Professor Tony Young: Absolutely. I hope I have been able to give you an example of one of our new organisations—an STP—stepping outside those front‑line, core delivery, day in day out pressures and stepping forward to say, “We’re setting up an innovation programme to bring some of that national-level learning from entrepreneurs to our system to make it work”.
The Chairman: The jury is still out on whether the STPs can do that or not. It is one thing to say, “We’re doing this”, or, “We intend to do this”. It is quite another to do it and to show that it has been done.
Professor Tony Young: I hope you have seen from what I have said to you that my track record shows that if I say something, I will put the policy and the strategy forward and then go and deliver it. We have delivered the world’s largest entrepreneurial training programme through the NHS.
Q295 Lord Hunt of Chesterton: Our last question concerns data, which we have not talked very much about. Is the effective use of data strongly connected to your innovative enthusiasm? It is partly empirical. It is not just the machine use of data but data used in a very creative way. Is that part of the scene that you are developing?

Source information:
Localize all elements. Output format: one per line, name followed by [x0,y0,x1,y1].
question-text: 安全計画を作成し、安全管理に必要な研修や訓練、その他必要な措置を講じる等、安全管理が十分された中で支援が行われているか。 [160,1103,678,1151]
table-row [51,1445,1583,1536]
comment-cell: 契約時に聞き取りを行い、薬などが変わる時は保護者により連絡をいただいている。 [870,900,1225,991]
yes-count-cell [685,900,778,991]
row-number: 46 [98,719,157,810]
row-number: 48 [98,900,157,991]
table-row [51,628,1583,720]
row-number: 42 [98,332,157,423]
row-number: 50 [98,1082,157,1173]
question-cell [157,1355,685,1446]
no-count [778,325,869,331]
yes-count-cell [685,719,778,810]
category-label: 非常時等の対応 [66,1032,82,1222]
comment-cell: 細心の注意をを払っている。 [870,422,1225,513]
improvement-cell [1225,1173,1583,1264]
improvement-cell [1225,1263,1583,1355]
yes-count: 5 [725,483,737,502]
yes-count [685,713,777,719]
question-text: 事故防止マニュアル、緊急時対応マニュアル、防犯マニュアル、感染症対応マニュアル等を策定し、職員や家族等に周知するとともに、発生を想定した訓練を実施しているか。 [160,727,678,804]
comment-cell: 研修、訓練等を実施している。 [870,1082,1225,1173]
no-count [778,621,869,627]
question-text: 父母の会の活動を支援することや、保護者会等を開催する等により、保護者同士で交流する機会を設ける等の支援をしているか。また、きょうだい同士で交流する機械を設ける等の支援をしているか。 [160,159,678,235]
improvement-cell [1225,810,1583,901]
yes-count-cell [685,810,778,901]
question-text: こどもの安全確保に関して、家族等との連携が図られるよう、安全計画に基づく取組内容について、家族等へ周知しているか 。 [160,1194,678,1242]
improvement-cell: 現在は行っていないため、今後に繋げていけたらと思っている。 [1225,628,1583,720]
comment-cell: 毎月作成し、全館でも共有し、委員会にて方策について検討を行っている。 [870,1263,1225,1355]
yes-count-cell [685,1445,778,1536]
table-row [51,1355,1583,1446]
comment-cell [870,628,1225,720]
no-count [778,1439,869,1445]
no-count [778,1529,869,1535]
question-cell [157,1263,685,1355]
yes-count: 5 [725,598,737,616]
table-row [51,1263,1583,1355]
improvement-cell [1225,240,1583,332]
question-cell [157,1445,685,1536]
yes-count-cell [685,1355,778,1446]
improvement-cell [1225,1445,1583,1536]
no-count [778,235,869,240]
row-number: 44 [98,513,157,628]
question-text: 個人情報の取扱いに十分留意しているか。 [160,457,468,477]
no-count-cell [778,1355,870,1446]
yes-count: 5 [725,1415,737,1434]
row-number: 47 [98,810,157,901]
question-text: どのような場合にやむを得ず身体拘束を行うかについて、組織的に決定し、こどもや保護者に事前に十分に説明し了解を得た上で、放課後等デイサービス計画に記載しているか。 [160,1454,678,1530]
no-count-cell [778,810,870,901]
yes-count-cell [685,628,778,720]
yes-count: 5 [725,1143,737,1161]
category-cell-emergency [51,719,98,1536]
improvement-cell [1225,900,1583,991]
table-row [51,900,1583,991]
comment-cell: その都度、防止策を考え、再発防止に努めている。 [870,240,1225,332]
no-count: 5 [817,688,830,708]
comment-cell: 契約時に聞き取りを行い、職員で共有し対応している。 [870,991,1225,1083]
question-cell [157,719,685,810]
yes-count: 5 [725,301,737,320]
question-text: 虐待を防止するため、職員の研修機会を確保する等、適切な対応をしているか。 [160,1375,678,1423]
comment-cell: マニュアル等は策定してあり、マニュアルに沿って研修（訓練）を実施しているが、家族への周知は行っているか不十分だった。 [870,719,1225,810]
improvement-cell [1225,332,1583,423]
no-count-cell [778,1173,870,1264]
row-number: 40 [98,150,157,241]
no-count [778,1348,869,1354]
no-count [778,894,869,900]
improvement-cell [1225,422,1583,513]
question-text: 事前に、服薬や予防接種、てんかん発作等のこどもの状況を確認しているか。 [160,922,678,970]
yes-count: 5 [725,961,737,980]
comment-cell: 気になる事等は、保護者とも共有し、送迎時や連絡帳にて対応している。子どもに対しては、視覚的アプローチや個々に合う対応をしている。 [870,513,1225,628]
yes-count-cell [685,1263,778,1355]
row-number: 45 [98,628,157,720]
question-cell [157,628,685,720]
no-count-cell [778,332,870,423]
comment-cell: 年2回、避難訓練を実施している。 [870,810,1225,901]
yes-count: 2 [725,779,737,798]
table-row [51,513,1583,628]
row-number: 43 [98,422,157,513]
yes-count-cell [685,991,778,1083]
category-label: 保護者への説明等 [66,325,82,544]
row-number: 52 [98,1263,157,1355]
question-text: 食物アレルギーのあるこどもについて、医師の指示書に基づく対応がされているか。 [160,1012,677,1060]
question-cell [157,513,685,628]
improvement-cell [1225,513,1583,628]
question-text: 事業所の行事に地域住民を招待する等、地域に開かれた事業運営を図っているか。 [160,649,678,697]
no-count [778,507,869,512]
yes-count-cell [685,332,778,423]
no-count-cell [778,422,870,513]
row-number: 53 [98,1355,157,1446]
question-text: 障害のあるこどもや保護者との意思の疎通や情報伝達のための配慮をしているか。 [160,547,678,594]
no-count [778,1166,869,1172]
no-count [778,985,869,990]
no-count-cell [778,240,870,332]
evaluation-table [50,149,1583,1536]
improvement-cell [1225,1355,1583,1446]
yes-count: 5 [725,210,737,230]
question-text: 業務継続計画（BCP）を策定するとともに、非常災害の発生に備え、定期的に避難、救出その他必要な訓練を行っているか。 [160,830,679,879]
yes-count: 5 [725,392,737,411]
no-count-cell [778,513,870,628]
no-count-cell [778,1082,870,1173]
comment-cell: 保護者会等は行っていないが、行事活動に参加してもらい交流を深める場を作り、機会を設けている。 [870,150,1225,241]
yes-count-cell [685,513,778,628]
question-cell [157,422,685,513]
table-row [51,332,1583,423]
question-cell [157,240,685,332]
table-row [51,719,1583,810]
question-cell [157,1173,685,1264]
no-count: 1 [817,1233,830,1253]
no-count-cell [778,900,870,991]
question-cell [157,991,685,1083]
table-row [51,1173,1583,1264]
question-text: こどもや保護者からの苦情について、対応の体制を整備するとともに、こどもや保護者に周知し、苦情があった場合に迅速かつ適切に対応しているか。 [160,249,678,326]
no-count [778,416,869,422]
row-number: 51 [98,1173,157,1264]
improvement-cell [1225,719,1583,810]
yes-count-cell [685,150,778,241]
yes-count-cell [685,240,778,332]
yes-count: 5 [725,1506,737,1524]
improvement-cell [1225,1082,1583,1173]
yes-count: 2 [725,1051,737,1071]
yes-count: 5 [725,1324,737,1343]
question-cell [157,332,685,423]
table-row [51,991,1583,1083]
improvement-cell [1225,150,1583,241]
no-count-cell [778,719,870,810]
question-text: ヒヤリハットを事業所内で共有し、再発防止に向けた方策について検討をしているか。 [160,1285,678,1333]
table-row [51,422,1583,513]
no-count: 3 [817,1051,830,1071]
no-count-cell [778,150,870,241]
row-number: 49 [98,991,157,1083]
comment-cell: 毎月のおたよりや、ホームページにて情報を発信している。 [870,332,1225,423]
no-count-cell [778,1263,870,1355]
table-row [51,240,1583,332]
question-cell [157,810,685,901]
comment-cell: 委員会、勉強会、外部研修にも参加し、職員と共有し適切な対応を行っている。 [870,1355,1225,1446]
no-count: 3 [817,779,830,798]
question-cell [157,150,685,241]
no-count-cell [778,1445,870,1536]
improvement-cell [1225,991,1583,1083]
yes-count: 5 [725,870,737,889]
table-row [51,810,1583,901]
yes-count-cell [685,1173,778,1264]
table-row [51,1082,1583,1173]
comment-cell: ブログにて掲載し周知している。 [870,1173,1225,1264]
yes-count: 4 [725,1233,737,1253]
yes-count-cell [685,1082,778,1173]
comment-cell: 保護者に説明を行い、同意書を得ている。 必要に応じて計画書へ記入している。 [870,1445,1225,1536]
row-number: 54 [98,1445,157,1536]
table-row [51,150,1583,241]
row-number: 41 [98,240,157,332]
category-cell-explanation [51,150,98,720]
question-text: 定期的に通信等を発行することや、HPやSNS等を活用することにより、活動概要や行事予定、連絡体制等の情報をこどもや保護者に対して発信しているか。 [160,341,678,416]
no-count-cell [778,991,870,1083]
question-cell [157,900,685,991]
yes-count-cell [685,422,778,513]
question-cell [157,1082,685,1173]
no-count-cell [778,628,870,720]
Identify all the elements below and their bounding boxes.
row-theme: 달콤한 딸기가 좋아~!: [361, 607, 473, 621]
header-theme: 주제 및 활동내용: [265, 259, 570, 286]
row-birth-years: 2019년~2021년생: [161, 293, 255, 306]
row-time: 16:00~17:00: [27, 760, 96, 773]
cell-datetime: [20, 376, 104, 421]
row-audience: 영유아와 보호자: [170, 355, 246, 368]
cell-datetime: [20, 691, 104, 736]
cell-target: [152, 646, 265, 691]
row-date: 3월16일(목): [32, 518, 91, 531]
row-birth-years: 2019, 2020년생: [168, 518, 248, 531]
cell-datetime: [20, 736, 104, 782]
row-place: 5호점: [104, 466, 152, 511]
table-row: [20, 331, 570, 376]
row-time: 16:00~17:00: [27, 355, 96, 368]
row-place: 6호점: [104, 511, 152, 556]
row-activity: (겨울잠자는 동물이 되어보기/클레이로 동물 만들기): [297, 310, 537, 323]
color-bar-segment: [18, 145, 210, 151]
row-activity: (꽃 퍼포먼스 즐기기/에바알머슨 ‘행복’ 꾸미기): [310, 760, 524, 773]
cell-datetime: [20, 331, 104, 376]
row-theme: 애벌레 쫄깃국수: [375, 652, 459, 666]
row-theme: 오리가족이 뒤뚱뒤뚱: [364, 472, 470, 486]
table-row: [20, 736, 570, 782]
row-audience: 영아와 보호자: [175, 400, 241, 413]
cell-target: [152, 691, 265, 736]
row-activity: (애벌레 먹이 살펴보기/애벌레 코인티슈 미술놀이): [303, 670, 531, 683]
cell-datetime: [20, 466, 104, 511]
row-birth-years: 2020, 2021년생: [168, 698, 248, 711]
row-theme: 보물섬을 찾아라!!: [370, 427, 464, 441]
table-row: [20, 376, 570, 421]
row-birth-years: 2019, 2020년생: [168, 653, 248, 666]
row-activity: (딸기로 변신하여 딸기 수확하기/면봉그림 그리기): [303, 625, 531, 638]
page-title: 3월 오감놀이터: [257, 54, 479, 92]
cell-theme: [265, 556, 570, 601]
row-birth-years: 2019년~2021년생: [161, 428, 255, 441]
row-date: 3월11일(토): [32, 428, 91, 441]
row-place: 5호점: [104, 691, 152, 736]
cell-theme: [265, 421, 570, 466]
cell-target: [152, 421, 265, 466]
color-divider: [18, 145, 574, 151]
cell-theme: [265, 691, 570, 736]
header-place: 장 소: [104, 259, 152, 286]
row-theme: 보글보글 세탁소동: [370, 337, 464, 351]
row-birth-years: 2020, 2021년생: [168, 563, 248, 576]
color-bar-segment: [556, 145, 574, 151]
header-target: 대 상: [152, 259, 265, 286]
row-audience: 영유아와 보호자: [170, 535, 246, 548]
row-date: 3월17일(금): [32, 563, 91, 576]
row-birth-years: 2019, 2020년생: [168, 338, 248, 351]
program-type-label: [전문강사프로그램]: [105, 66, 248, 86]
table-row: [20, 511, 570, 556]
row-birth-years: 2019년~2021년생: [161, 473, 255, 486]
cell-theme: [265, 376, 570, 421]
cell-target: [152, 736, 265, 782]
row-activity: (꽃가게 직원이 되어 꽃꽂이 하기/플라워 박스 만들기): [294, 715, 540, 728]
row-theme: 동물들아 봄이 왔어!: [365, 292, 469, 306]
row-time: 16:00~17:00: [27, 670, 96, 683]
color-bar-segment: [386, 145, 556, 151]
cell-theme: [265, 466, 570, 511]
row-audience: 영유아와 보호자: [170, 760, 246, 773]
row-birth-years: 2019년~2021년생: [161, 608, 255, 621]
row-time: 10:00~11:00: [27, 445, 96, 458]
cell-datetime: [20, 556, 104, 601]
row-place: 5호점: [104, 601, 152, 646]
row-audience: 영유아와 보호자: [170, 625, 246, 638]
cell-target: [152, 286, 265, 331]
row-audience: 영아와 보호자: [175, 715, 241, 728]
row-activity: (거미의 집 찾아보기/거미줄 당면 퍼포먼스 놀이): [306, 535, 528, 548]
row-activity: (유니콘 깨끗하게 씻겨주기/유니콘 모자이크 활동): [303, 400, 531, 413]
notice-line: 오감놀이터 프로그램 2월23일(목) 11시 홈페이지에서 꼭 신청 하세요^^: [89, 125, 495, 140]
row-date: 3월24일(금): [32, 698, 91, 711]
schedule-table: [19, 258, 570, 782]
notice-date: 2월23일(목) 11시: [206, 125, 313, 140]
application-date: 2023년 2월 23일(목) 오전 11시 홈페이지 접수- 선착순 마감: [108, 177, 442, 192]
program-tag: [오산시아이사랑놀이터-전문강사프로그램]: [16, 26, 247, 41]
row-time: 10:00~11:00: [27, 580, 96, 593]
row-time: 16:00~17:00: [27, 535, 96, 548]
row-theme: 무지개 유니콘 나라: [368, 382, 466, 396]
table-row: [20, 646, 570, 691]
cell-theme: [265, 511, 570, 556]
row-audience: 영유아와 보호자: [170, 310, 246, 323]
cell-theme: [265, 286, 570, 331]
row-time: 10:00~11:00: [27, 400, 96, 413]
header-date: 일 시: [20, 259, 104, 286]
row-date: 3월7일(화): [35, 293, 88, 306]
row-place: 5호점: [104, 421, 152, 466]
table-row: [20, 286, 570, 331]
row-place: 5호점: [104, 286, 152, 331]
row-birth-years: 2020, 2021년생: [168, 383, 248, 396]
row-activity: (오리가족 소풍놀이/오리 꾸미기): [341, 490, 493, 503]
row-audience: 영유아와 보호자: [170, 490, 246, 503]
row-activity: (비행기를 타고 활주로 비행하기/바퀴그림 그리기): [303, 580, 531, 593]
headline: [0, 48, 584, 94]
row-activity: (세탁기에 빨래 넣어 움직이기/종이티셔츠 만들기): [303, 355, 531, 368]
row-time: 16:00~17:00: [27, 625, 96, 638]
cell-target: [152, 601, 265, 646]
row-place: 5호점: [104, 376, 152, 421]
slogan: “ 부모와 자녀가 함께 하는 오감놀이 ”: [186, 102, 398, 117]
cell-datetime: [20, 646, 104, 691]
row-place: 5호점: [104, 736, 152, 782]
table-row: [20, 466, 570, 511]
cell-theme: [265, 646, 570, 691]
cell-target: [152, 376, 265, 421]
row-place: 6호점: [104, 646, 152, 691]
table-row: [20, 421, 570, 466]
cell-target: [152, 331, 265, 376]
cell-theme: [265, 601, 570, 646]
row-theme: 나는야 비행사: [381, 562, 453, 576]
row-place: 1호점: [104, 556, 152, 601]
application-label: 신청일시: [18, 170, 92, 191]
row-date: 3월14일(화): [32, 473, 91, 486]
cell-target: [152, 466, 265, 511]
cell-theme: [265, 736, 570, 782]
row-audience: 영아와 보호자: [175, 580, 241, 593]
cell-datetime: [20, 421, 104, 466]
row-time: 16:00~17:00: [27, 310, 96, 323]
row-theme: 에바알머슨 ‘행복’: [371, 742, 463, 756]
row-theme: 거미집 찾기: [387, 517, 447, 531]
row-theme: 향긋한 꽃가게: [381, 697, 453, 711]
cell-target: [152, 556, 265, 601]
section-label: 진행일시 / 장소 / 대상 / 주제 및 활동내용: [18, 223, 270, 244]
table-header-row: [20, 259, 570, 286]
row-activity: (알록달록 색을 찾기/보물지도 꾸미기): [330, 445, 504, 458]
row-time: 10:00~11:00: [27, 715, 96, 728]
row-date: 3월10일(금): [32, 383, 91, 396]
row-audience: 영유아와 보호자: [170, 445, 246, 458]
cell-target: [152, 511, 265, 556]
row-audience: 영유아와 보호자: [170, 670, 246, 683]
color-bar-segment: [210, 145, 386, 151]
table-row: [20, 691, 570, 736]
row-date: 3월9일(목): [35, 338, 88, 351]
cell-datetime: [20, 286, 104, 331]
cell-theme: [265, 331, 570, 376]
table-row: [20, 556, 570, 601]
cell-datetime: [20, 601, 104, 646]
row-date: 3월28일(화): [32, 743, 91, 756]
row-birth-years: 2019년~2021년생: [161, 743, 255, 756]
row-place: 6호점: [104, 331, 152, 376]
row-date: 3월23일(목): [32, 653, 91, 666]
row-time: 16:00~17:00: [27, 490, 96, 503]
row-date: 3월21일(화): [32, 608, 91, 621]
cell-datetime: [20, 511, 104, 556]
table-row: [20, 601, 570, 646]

Questions to answer:
1) According to the transcript, what does Lord Hunt of Chesterton say the last question concerns?
2) Rewrite the transcript, everything from "The Chairman: The" down to "you are developing?", swapping "policy" for "plan".

Results in order:
1) Data.

2)
The Chairman: The jury is still out on whether the STPs can do that or not. It is one thing to say, “We’re doing this”, or, “We intend to do this”. It is quite another to do it and to show that it has been done.
Professor Tony Young: I hope you have seen from what I have said to you that my track record shows that if I say something, I will put the plan and the strategy forward and then go and deliver it. We have delivered the world’s largest entrepreneurial training programme through the NHS.
Q295 Lord Hunt of Chesterton: Our last question concerns data, which we have not talked very much about. Is the effective use of data strongly connected to your innovative enthusiasm? It is partly empirical. It is not just the machine use of data but data used in a very creative way. Is that part of the scene that you are developing?